▸ EXERCISE PASSAGE:
--- START ---

Same thing happens with his mom. Sure, he can be the best son ever, make her relaxed and happy, but he won't feel anything after that happens. He just won't care. After all this, the emotions he can't express are going to get stir-crazy. He won't get angry, exactly (emotion alert!) but he sure will feel wrong. Deep down, on an instinctual level, he will know that something's missing.

Emotionally vacant characters tend to turn to outlets like recklessness and sometimes drug use for a sense of simulated elation (adrenaline highs and regular highs). I'd expect some of that from your character.

Those are my best attempts! It's hard to write someone EMOTIONLESS, since by definition, they'll never become said. Logically, being unable to feel/express joy is what drives someone into a depression. For your character, it'll just drive him to become jaded.

@I-make-stuff

I mean, I was edgy in middle school, so maybe I have a little experience?

--- END ---

▸ LISTED ENTRIES:
--- START ---

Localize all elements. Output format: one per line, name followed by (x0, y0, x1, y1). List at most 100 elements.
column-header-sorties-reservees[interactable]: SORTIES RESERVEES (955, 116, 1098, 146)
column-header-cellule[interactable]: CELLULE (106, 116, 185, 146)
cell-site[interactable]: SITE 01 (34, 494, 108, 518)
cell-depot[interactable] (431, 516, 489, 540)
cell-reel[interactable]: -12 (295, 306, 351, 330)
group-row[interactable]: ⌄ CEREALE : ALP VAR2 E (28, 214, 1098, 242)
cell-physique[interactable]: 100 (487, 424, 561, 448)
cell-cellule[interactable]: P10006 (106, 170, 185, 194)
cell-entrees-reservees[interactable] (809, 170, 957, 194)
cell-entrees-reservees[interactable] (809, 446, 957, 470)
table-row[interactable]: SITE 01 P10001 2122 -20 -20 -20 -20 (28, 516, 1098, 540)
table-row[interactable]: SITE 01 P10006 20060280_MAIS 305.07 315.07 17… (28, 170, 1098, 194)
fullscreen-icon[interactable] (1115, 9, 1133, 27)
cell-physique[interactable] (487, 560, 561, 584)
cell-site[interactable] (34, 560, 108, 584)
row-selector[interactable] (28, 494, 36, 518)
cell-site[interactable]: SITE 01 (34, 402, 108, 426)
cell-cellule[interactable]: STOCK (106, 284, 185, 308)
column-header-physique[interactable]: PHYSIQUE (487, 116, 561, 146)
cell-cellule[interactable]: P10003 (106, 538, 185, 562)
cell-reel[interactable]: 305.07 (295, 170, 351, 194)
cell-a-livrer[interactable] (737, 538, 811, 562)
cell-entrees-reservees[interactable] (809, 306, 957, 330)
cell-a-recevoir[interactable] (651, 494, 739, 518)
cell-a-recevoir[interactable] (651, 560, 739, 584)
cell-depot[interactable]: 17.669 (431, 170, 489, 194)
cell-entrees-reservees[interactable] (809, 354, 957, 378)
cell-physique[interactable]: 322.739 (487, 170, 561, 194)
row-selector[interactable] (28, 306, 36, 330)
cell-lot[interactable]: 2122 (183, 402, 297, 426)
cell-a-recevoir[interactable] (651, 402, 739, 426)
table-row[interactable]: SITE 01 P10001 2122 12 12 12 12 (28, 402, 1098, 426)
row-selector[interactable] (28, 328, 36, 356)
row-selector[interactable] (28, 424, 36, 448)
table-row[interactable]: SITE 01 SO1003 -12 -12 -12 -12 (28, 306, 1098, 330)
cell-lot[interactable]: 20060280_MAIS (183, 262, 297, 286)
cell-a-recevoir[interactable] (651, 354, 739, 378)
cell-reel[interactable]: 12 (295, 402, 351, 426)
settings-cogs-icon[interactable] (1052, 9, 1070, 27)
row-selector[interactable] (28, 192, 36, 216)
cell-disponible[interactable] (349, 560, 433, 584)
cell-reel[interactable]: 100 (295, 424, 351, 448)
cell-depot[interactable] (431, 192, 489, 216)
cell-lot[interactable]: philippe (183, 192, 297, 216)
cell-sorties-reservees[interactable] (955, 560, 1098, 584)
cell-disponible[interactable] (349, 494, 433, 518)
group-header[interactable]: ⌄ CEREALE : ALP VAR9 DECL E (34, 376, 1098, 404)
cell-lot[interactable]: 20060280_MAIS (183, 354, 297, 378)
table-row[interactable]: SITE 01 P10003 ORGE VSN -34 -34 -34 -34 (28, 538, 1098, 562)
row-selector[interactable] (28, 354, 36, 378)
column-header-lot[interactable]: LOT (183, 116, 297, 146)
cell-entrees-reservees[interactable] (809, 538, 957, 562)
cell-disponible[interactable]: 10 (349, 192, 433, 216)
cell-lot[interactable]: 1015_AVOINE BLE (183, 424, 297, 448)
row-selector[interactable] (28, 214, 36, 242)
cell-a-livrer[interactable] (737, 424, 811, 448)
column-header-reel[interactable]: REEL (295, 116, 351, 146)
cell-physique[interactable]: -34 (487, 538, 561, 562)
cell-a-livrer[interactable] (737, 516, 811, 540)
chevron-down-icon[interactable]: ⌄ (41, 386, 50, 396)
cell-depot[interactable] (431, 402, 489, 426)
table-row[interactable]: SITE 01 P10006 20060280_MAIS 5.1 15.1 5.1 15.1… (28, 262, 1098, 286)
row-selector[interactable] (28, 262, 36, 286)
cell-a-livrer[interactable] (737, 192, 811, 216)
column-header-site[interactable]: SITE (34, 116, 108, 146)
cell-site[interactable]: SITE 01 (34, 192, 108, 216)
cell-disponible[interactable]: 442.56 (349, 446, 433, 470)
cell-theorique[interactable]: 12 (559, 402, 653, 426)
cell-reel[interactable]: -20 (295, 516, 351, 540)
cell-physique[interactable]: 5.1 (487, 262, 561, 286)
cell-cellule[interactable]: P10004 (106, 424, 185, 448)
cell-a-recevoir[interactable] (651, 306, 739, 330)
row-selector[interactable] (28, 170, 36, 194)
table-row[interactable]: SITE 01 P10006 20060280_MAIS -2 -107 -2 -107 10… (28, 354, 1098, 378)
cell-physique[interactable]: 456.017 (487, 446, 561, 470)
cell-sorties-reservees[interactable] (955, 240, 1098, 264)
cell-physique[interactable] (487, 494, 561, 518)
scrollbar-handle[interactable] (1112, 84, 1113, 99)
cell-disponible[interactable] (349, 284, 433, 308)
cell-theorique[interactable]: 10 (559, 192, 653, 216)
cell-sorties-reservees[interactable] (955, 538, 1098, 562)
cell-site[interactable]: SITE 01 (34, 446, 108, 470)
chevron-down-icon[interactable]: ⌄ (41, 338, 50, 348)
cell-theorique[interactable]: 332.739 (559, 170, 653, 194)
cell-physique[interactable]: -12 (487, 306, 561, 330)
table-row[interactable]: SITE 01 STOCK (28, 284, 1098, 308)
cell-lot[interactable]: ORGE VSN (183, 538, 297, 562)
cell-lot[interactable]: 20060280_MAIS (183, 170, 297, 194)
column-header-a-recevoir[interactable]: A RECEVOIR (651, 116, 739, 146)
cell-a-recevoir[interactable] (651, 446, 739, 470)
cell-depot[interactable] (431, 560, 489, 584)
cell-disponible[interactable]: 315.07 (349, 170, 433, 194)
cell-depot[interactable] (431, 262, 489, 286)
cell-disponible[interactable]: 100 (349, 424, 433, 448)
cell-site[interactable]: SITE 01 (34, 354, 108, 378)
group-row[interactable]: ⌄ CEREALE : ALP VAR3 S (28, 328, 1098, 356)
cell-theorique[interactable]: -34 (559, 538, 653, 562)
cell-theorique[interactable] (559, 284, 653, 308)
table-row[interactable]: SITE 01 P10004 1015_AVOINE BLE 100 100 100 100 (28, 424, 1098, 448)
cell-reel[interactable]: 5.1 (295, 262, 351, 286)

--- END ---

▸ WHAT TO PRODUCE: Extend the advice on writing an emotionless character, picking up right after its final sentence. The items have no connection to the advice on writing an emotionless character.

▸ ANSWER FOR THE TASK:
This is comedy gold, man, it's weird looking back at yourself lol

@stolenbrocoli group

I too came to the realization that i suppressed my emotions a lot when i was younger. The way i did it though was just not caring. So often times when there was a lot going on where i should feel sad or angry, i usually just brushed it off and didn't care or i would (shamefully) think it was funny. And it wasn't even a mask that i put on or anything, it was more of a defense mechanism. And i sometimes recognized that i should've cared more but, like my other emotions, i brushed off the guilt too. But i still did feel happiness as well, just not to the same extent that i felt like i should've. It was more of a "i'm not sad or depressed and im feeling something that seems positive, so it must be happiness." So if you don't wanna go with the comepletely not feeling anything, maybe you could go with this. Hope i helped :)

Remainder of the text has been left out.